PROBLEM DETAILS: Select and copy out every line in the records containing "wird".

———

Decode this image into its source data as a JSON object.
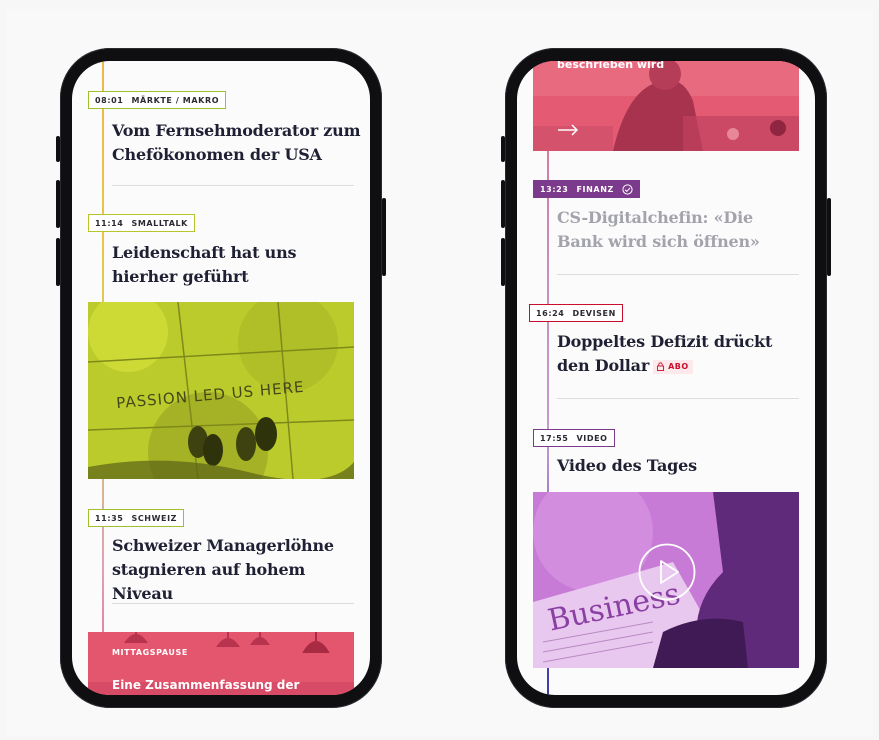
{
  "colors": {
    "background": "#f7f7f8",
    "phone_body": "#0f0f12",
    "headline": "#1f2033",
    "muted_headline": "#a3a3ab",
    "maerkte": "#9fbf2e",
    "smalltalk": "#b8c52a",
    "schweiz": "#9fbf2e",
    "finanz": "#7b3a8c",
    "devisen": "#c8102e",
    "video": "#7b3a8c",
    "mittagspause": "#e0506a"
  },
  "left_phone": {
    "items": [
      {
        "time": "08:01",
        "category": "MÄRKTE / MAKRO",
        "headline": "Vom Fernsehmoderator zum Chefökonomen der USA"
      },
      {
        "time": "11:14",
        "category": "SMALLTALK",
        "headline": "Leidenschaft hat uns hierher geführt",
        "image_caption": "PASSION LED US HERE"
      },
      {
        "time": "11:35",
        "category": "SCHWEIZ",
        "headline": "Schweizer Managerlöhne stagnieren auf hohem Niveau"
      }
    ],
    "promo": {
      "kicker": "MITTAGSPAUSE",
      "title": "Eine Zusammenfassung der"
    }
  },
  "right_phone": {
    "top_card": {
      "partial_text": "beschrieben wird",
      "arrow_icon": "arrow-right-icon"
    },
    "items": [
      {
        "time": "13:23",
        "category": "FINANZ",
        "headline": "CS-Digitalchefin: «Die Bank wird sich öffnen»",
        "read_icon": "check-circle-icon"
      },
      {
        "time": "16:24",
        "category": "DEVISEN",
        "headline": "Doppeltes Defizit drückt den Dollar",
        "badge": "ABO",
        "badge_icon": "lock-icon"
      },
      {
        "time": "17:55",
        "category": "VIDEO",
        "headline": "Video des Tages",
        "image_text": "Business",
        "play_icon": "play-icon"
      }
    ]
  }
}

———

TASK SOLUTION:
      "partial_text": "beschrieben wird",
        "headline": "CS-Digitalchefin: «Die Bank wird sich öffnen»",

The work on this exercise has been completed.